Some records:
┌──
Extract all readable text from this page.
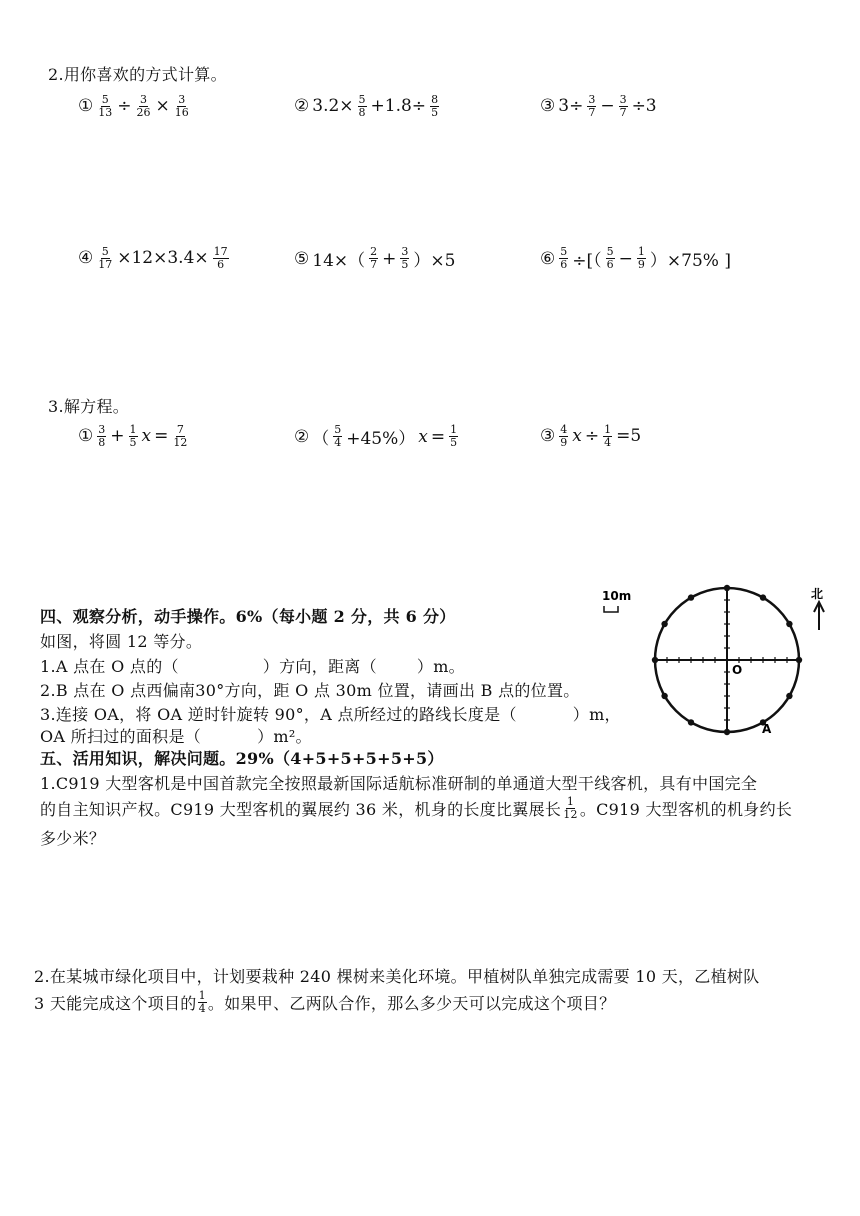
2.用你喜欢的方式计算。
① $\frac{5}{13} \div \frac{3}{26} \times \frac{3}{16}$	② $3.2\times \frac{5}{8} +1.8\div \frac{8}{5}$	③ $3\div \frac{3}{7} - \frac{3}{7} \div 3$
④ $\frac{5}{17} \times 12\times 3.4\times \frac{17}{6}$	⑤ $14\times( \frac{2}{7} + \frac{3}{5} )\times 5$	⑥ $\frac{5}{6}$ ÷[（ $\frac{5}{6} - \frac{1}{9} )\times 75\%$ ]
3.解方程。
① $\frac{3}{8} + \frac{1}{5}$ $x = \frac{7}{12}$	② （ $\frac{5}{4} +45\%$） $x = \frac{1}{5}$	③ $\frac{4}{9}$ $x \div \frac{1}{4} =5$
四、观察分析，动手操作。6%（每小题 2 分，共 6 分）
如图，将圆 12 等分。
1.A 点在 O 点的（	）方向，距离（	）m。
2.B 点在 O 点西偏南30°方向，距 O 点 30m 位置，请画出 B 点的位置。
3.连接 OA，将 OA 逆时针旋转 90°，A 点所经过的路线长度是（	）m，
OA 所扫过的面积是（	）m²。
10m	北
O
A
五、活用知识，解决问题。29%（4+5+5+5+5+5）
1.C919 大型客机是中国首款完全按照最新国际适航标准研制的单通道大型干线客机，具有中国完全
的自主知识产权。C919 大型客机的翼展约 36 米，机身的长度比翼展长 $\frac{1}{12}$ 。C919 大型客机的机身约长
多少米？
2.在某城市绿化项目中，计划要栽种 240 棵树来美化环境。甲植树队单独完成需要 10 天，乙植树队
3 天能完成这个项目的 $\frac{1}{4}$ 。如果甲、乙两队合作，那么多少天可以完成这个项目？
└──
Pictures are not part of the copy; output everything else in the records exactly.

Extract all readable text from this page.
2.用你喜欢的方式计算。
① $\frac{5}{13} \div \frac{3}{26} \times \frac{3}{16}$	② $3.2\times \frac{5}{8} +1.8\div \frac{8}{5}$	③ $3\div \frac{3}{7} - \frac{3}{7} \div 3$
④ $\frac{5}{17} \times 12\times 3.4\times \frac{17}{6}$	⑤ $14\times( \frac{2}{7} + \frac{3}{5} )\times 5$	⑥ $\frac{5}{6}$ ÷[（ $\frac{5}{6} - \frac{1}{9} )\times 75\%$ ]
3.解方程。
① $\frac{3}{8} + \frac{1}{5}$ $x = \frac{7}{12}$	② （ $\frac{5}{4} +45\%$） $x = \frac{1}{5}$	③ $\frac{4}{9}$ $x \div \frac{1}{4} =5$
四、观察分析，动手操作。6%（每小题 2 分，共 6 分）
如图，将圆 12 等分。
1.A 点在 O 点的（	）方向，距离（	）m。
2.B 点在 O 点西偏南30°方向，距 O 点 30m 位置，请画出 B 点的位置。
3.连接 OA，将 OA 逆时针旋转 90°，A 点所经过的路线长度是（	）m，
OA 所扫过的面积是（	）m²。
10m	北
O
A
五、活用知识，解决问题。29%（4+5+5+5+5+5）
1.C919 大型客机是中国首款完全按照最新国际适航标准研制的单通道大型干线客机，具有中国完全
的自主知识产权。C919 大型客机的翼展约 36 米，机身的长度比翼展长 $\frac{1}{12}$ 。C919 大型客机的机身约长
多少米？
2.在某城市绿化项目中，计划要栽种 240 棵树来美化环境。甲植树队单独完成需要 10 天，乙植树队
3 天能完成这个项目的 $\frac{1}{4}$ 。如果甲、乙两队合作，那么多少天可以完成这个项目？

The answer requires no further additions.